***** Record extracts

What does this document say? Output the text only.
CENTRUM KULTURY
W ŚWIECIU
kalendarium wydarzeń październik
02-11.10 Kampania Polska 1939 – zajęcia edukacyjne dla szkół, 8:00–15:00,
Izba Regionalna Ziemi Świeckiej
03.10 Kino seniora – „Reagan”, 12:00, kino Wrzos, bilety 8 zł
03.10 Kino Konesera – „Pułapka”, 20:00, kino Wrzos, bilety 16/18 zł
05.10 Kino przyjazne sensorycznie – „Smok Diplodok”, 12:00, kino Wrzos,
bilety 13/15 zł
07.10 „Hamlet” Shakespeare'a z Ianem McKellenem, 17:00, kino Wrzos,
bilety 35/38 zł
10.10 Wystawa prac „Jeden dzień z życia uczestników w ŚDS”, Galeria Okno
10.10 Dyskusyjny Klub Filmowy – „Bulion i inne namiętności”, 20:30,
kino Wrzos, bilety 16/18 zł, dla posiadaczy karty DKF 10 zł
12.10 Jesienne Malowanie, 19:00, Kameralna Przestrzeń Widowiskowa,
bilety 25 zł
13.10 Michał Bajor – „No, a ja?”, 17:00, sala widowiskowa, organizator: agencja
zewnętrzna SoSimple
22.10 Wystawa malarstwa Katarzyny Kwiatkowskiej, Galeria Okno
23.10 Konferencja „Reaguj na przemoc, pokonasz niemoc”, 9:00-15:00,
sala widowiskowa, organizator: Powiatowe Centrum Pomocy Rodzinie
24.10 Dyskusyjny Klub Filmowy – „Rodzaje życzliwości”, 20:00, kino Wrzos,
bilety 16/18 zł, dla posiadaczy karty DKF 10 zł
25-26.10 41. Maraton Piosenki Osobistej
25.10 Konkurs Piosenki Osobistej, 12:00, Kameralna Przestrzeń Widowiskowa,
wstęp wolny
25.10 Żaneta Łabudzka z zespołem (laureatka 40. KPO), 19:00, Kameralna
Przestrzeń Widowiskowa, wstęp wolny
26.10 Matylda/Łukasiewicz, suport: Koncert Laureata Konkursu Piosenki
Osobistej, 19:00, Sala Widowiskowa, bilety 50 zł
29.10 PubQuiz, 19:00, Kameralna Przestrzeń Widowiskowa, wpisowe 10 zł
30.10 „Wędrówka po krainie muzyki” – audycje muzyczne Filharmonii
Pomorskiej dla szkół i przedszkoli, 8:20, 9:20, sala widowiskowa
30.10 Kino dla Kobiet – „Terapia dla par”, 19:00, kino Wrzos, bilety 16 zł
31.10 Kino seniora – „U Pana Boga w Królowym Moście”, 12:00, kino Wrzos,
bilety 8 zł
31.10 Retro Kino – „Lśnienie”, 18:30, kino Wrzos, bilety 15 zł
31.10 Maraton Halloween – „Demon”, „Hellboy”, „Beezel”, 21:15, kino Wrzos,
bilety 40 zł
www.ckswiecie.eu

**********

Report the count of lines in the entries that contain the string "wolny", and nothing besides it.

- **Exercise output**: 2